INSTRUCTIONS TO FOLLOW: Using the entries that follow, collect the lines where the word "text" appears.

Dataset items:
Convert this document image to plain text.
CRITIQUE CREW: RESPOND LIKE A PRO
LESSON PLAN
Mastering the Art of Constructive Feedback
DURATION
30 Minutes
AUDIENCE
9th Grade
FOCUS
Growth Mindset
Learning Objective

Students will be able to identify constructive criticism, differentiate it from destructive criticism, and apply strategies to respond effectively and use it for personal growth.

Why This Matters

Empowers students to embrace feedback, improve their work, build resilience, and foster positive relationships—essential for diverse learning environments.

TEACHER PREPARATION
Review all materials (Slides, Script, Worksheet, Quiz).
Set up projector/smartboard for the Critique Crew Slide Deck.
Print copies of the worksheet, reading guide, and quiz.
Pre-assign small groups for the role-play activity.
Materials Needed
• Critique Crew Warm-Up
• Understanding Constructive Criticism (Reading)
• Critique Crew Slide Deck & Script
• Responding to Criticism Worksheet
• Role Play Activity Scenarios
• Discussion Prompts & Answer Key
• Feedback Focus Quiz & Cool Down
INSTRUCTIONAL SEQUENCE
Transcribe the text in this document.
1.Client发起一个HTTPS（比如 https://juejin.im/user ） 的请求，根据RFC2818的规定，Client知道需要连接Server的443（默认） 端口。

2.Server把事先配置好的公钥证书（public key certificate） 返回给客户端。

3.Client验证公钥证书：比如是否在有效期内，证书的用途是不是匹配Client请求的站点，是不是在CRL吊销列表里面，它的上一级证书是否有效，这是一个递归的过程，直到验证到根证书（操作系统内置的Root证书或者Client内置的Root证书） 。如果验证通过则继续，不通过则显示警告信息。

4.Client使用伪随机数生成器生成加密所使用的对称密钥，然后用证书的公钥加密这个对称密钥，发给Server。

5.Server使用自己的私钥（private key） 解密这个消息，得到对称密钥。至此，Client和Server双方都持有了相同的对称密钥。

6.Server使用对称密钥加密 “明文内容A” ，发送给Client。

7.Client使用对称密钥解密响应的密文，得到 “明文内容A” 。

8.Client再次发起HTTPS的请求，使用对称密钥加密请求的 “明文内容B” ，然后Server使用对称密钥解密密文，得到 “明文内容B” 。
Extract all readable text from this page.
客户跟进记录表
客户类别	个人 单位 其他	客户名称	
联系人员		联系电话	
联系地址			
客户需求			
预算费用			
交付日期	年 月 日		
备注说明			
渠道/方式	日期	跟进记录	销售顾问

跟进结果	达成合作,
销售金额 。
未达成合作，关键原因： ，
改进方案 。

THE REPLY:
Convert this document image to plain text.
Transcribe the text in this document.
Extract all readable text from this page.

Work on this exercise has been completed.